_Aim of the task_: Select the lines that hold the word "краевой" and copy each one.

Data records
══════════════════════════════

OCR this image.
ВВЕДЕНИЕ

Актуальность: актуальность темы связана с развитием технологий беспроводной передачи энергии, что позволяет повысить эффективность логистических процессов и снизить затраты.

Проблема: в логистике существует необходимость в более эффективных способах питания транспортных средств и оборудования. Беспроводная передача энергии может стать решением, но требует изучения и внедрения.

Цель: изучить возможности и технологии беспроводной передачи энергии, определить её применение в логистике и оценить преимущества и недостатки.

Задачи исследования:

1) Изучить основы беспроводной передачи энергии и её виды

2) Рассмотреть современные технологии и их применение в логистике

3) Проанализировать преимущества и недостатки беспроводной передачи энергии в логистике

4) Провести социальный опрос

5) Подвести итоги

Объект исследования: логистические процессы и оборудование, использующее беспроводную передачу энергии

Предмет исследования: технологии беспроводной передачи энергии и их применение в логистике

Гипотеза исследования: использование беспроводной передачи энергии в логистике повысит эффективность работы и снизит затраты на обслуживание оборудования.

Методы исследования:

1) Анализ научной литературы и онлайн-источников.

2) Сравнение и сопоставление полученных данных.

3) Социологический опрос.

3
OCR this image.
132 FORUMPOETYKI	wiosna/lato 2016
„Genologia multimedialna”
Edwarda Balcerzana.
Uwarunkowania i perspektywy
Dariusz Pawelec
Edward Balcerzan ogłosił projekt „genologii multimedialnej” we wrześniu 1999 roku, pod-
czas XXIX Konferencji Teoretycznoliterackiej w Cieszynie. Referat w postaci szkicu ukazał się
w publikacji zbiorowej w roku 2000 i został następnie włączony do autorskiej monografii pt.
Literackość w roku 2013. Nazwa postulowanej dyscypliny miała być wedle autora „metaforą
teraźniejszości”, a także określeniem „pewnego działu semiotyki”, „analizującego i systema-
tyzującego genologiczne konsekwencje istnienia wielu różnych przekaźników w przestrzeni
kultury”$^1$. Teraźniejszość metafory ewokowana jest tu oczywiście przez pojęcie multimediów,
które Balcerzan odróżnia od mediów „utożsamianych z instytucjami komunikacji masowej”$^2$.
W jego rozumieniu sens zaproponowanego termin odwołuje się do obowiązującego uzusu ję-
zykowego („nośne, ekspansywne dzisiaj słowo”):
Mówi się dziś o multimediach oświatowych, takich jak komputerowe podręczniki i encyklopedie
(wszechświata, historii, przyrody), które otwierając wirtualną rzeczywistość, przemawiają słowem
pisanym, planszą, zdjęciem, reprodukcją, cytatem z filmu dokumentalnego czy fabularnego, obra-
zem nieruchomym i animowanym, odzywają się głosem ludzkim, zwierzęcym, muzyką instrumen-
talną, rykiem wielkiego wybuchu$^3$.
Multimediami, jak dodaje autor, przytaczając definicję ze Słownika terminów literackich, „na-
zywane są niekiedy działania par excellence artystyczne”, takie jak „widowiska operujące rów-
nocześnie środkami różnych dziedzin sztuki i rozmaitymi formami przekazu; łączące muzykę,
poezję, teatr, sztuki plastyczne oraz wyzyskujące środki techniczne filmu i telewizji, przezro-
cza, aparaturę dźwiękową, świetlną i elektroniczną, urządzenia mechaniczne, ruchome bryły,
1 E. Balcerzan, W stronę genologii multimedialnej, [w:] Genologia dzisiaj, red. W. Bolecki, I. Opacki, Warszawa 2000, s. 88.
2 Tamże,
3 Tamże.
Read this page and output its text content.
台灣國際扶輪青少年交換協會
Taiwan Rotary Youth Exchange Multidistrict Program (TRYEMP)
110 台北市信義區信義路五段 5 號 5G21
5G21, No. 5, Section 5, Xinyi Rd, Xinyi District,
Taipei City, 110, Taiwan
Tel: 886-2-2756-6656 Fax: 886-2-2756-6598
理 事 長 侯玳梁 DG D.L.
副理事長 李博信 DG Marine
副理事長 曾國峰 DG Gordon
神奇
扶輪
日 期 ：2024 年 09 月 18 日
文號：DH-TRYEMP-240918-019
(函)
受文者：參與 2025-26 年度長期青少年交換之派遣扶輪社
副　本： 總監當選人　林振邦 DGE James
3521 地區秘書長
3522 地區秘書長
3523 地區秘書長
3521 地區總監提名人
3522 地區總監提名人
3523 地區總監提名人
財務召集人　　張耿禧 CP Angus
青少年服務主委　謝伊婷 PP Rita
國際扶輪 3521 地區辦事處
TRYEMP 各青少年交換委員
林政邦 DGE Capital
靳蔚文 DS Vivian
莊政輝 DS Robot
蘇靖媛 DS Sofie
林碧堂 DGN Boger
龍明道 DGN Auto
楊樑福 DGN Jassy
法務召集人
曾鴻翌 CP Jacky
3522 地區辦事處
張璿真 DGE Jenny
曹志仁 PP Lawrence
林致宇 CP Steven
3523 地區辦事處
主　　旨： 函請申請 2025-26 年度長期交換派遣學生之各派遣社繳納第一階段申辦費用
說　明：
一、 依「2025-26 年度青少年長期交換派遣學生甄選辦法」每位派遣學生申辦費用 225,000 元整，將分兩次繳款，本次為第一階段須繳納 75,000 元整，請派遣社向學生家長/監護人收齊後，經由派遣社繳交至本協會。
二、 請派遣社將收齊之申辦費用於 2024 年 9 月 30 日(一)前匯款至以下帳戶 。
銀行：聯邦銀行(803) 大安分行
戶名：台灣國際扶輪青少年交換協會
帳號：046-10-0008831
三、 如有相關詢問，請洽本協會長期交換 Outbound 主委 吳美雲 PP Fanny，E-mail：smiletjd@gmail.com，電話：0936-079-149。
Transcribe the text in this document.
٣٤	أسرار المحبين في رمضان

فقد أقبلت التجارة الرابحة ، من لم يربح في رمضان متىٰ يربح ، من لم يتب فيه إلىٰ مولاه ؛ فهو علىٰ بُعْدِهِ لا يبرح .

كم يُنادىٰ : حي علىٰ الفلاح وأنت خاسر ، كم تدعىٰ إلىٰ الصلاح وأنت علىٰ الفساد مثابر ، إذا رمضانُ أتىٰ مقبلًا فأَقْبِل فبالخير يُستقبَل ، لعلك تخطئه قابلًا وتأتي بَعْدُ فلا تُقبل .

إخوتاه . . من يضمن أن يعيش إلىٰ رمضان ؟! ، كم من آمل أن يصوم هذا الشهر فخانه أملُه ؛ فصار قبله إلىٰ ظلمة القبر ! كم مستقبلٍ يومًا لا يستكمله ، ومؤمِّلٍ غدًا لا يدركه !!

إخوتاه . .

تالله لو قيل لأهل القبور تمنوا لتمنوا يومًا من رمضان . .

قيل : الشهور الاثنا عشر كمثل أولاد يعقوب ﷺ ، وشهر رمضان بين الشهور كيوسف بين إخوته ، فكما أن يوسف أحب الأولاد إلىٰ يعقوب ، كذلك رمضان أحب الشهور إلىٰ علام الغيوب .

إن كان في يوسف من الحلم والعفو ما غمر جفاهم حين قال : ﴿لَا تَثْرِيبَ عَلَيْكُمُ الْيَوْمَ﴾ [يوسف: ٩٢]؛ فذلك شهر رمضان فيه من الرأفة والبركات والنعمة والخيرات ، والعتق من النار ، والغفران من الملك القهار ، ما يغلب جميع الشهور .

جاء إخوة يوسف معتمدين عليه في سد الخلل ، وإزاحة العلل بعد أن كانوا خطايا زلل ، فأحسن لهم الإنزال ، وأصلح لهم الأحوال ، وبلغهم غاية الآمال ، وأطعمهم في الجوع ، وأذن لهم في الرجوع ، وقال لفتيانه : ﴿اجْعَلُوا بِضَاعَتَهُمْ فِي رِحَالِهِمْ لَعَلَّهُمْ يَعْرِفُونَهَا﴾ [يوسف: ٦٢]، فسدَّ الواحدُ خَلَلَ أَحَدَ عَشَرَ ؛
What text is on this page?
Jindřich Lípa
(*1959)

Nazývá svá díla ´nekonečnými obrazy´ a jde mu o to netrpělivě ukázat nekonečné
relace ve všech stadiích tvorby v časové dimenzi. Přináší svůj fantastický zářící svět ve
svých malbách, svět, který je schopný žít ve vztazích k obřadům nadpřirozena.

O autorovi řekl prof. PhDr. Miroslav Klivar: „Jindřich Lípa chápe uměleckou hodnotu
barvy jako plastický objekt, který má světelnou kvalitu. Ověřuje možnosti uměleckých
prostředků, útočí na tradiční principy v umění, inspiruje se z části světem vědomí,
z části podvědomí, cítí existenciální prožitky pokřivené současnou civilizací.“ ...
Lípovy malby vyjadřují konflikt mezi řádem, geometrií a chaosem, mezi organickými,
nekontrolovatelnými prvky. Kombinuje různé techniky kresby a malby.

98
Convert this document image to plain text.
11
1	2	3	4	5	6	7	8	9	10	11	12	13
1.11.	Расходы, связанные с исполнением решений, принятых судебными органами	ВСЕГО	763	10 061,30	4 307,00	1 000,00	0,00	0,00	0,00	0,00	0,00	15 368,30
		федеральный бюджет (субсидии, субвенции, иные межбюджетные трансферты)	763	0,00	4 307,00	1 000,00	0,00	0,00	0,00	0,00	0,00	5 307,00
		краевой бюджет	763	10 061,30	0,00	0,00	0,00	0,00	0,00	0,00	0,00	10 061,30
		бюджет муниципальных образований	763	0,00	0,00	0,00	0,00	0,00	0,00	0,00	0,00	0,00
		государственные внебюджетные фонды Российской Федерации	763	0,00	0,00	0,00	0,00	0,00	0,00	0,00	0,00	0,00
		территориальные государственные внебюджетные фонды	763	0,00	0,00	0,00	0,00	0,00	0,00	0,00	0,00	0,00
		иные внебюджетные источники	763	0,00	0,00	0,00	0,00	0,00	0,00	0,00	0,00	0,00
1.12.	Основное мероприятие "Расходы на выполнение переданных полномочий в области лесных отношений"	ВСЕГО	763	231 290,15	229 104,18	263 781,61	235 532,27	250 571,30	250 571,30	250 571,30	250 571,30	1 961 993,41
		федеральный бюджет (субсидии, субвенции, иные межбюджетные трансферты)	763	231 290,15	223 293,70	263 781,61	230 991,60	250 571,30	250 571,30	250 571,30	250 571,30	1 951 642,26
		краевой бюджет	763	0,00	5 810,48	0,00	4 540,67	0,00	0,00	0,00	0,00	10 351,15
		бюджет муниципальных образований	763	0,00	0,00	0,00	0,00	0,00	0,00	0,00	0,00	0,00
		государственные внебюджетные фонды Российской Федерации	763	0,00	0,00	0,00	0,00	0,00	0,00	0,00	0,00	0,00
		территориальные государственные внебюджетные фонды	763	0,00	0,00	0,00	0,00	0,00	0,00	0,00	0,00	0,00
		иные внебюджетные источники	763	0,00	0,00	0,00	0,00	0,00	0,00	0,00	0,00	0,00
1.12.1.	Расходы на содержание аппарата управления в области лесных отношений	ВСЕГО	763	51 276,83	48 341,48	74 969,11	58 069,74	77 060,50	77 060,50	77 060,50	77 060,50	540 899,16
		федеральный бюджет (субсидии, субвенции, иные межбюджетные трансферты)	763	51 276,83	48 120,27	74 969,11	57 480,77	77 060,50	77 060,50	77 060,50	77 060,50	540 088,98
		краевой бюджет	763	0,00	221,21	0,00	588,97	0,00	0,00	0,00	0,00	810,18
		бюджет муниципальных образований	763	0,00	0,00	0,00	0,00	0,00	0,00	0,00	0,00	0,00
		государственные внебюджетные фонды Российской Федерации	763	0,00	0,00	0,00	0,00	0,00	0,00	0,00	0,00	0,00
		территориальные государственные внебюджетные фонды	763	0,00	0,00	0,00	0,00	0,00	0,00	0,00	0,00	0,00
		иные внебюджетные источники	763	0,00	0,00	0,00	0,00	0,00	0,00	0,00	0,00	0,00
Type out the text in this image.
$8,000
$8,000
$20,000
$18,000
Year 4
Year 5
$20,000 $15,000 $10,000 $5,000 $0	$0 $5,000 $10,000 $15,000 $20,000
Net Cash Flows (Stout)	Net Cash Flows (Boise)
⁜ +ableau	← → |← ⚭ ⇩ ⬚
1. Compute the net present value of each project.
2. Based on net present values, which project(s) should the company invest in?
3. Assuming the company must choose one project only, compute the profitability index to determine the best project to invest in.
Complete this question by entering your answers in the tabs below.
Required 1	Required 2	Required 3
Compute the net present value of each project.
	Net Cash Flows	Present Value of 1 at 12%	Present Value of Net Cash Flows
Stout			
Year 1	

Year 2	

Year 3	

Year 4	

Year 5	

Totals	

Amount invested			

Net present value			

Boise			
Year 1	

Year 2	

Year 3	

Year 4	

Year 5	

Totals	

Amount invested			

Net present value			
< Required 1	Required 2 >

══════════════════════════════

_Solution to the exercise_:
		краевой бюджет	763	10 061,30	0,00	0,00	0,00	0,00	0,00	0,00	0,00	10 061,30
		краевой бюджет	763	0,00	5 810,48	0,00	4 540,67	0,00	0,00	0,00	0,00	10 351,15
		краевой бюджет	763	0,00	221,21	0,00	588,97	0,00	0,00	0,00	0,00	810,18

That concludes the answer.